▶ 実施する課題
アイルランド産乳製品の対日輸出を扱った文章を、最後の文の後から書き継げ。

▶ 学習用の文章
アイルランド産乳製品、日本市場での躍進
最近、アイルランド政府食糧庁Bord Biaは2025年におけるアイルランド産乳製品の対日輸出実績を発表しました。この結果は、アイルランドがいかに日本市場において重要なプレイヤーであるかを示しています。2025年の日本への乳製品輸出量は約11,600トン、輸出額は約52.65百万ユーロに達しました。ただし、前年と比べれば輸出量は7.0%減、輸出額は8.9%減少したものの、アイルランド産乳製品の高付加価値製品へのニーズは依然として堅調です。
輸出を牽引するチーズ
輸出品目を見てみると、やはりチーズが圧倒的な存在感を示しています。2025年の輸出量は約10,500トン、輸出額は約46.25百万ユーロに上り、これは対日乳製品輸出全体の約90%を占めています。この数値は日本市場でのアイルランド産チーズの人気を物語っています。また、カゼインの輸出量は約380トンに達し、前年比で13.2%の増加を見せました。これは、日常的な栄養補助食品としての乳たんぱく質の需要が増加している証拠です。

▶ 記録一覧
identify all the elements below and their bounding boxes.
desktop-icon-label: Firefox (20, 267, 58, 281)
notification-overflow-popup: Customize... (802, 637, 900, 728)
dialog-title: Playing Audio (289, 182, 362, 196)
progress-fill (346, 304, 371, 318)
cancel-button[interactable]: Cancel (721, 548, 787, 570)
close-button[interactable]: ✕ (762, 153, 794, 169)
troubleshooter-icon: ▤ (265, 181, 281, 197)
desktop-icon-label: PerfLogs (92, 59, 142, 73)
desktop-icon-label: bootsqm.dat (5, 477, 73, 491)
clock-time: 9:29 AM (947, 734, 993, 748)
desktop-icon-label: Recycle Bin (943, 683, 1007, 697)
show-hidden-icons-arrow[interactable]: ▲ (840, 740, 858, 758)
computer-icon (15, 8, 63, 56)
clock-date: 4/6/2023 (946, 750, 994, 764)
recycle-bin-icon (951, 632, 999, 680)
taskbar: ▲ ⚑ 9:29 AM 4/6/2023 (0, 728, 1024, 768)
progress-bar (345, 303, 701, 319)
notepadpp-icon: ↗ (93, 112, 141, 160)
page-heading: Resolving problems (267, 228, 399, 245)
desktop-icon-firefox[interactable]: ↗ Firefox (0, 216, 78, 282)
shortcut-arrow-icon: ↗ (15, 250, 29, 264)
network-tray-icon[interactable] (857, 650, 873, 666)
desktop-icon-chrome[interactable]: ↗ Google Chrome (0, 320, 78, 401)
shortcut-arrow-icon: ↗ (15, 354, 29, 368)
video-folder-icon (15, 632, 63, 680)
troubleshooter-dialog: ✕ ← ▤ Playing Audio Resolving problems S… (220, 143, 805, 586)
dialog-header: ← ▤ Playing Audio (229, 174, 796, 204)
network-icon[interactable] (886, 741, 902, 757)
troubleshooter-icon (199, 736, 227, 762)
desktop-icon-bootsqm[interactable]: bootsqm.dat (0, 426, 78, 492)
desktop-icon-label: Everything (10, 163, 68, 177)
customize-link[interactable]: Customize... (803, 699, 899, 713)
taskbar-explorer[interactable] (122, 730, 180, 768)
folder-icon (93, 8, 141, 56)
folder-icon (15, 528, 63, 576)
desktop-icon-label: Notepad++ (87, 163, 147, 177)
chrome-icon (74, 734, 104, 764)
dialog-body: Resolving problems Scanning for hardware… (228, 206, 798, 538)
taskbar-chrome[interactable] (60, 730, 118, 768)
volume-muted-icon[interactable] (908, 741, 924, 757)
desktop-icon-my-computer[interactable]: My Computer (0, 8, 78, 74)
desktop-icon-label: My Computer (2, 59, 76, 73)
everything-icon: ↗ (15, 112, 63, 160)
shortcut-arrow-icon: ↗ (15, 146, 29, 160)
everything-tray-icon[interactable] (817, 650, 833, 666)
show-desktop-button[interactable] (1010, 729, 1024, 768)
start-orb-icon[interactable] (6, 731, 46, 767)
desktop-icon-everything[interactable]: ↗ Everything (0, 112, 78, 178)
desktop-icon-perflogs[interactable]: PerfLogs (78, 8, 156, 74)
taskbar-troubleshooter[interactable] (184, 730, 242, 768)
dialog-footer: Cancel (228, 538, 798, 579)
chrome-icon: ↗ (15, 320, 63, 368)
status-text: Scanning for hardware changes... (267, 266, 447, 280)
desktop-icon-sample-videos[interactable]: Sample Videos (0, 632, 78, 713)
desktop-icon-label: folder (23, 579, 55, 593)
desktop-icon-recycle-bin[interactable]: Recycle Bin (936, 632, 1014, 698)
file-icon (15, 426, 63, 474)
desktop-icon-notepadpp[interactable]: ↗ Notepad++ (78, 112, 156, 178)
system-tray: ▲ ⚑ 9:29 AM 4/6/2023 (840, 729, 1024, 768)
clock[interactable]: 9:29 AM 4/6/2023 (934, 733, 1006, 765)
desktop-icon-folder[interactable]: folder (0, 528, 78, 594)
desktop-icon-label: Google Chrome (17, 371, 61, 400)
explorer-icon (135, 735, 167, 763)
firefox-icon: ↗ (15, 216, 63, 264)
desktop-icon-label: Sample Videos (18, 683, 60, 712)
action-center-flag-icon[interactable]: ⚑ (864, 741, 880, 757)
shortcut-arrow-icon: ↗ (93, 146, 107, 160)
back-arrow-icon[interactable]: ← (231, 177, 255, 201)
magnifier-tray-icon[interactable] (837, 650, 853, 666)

▶ この課題の解答
健康志向な市場の影響
昨今、日本市場では健康を意識した食生活を送る人々が増えています。それに伴い、タンパク質の重要性が理解され、乳製品の消費が拡大しています。アイルランドはこうしたニーズに応えるべく、高品質な乳製品の輸出を強化しています。
持続可能な供給基盤の確立
アイルランド国内の乳業の供給基盤も安定しています。2025年の生乳生産量は80.4億リットルに達し、前年同期比で4%増となりました。このような安定した供給は、アイルランド乳業の競争力を高めています。
日本市場へのアプローチ
2025年には、アイルランドの乳業企業が日本市場強化のための積極的な動きを見せました。例えば、ティルラン社は新たにカントリーマネージャーを迎え、さらなる展開を見込んでいます。また、キルケニーのホエイプロテイン加工施設への大規模投資が計画されています。これにより、製品の生産能力と品質向上が期待されています。
独立した後のケリー・デイリー・アイルランド社も注目です。この企業は、Sustainable Dairy Partnership(SDP)によるステージ5認証を取得しました。これは、持続可能性の確保に向けた重要な一歩です。また、レイクランド・デイリーズ社も日本市場での展開を進めており、グラスフェッドバターの輸出を開始しました。
未来に向けた展望
Bord Biaは引き続き、日本に向けてアイルランド産乳製品の品質、安全性、持続可能性、安定供給をアピールしていく方針です。特にチーズや乳たんぱく原料など、ニーズの高い製品群に焦点を当てて、日本市場でのプレゼンスを一層高めていくことでしょう。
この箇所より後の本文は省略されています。